----- GIVEN RECORDS
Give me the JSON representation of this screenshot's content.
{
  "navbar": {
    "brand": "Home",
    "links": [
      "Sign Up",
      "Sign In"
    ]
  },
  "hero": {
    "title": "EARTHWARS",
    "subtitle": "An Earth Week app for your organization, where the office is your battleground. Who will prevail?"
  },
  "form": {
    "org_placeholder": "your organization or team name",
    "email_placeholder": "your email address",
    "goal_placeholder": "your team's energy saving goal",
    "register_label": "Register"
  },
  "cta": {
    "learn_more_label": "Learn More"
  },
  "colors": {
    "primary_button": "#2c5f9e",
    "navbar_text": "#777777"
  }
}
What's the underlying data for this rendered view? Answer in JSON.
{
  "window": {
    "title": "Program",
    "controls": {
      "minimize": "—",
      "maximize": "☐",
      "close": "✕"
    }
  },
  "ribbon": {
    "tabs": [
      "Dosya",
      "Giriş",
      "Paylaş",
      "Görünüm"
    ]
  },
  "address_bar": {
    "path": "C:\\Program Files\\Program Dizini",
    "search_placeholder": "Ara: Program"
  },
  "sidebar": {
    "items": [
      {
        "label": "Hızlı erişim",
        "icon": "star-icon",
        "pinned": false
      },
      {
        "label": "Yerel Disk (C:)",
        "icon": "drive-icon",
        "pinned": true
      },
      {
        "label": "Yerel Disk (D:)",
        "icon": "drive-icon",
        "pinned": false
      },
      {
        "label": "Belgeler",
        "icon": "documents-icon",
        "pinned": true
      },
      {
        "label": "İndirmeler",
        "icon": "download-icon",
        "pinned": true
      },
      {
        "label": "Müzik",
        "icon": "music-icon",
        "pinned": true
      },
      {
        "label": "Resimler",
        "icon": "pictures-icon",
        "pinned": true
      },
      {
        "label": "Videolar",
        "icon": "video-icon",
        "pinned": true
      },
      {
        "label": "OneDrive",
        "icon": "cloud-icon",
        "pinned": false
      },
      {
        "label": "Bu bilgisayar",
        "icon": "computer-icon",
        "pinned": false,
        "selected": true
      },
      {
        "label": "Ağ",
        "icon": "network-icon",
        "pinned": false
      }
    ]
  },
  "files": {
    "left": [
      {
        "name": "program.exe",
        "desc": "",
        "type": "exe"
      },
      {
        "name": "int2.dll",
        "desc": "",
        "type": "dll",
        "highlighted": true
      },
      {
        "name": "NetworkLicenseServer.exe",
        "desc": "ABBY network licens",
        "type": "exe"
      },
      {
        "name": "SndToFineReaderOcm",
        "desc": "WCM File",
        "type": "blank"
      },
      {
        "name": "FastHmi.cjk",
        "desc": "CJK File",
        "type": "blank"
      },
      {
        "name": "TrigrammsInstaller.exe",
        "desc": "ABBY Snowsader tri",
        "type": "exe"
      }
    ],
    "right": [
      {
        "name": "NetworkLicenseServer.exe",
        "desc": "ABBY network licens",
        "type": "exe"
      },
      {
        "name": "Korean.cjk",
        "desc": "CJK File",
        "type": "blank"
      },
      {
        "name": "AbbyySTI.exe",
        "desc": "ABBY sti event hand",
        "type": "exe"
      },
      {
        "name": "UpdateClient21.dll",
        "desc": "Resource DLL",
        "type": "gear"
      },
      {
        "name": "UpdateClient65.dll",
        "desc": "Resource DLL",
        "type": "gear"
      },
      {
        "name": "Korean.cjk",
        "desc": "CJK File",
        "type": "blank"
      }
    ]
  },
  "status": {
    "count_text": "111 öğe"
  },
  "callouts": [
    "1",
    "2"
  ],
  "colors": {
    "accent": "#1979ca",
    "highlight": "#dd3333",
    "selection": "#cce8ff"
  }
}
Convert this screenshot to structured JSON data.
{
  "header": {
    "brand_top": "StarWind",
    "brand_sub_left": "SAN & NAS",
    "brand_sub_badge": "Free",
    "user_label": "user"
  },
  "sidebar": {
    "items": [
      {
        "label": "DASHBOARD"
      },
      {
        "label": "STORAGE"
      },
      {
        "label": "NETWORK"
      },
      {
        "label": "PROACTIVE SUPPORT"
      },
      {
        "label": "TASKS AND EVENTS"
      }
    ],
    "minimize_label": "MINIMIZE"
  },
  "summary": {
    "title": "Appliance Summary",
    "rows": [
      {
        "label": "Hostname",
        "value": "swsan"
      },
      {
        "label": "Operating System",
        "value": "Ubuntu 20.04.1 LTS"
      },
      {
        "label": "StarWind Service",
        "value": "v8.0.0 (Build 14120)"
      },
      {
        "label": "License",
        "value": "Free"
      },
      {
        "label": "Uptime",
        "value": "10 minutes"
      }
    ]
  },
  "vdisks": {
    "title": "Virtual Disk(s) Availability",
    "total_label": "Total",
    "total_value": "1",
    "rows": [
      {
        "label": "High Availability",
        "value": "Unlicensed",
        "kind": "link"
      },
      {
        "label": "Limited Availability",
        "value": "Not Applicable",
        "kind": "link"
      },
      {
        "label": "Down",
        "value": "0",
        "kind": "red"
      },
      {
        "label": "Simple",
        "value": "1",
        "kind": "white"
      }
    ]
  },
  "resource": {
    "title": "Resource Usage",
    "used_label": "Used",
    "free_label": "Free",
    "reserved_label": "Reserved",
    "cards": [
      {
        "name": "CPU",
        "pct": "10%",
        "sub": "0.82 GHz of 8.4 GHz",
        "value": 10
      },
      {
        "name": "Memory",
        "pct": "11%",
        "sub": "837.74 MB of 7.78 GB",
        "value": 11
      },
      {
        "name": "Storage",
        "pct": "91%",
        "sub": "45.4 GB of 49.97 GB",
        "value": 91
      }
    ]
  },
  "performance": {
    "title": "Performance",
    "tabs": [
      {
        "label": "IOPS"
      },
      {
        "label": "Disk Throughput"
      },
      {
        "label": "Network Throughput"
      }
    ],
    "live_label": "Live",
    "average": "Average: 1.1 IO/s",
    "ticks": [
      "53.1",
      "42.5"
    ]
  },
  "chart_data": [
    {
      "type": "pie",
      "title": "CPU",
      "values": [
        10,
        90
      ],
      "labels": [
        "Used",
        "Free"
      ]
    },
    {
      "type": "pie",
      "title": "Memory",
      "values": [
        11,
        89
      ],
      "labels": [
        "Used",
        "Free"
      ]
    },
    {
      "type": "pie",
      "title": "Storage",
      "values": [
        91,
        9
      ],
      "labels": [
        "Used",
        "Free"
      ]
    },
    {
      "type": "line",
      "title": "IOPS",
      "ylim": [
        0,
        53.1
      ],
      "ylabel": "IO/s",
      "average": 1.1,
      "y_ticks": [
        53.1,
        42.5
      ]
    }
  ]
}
----------
◆ THE PROBLEM ◆
From the entries above, list each line with "this" in it.

◆ RESULT OF THE TASK ◆
Give me the JSON representation of this screenshot's content.
What's the underlying data for this rendered view? Answer in JSON.
Convert this screenshot to structured JSON data.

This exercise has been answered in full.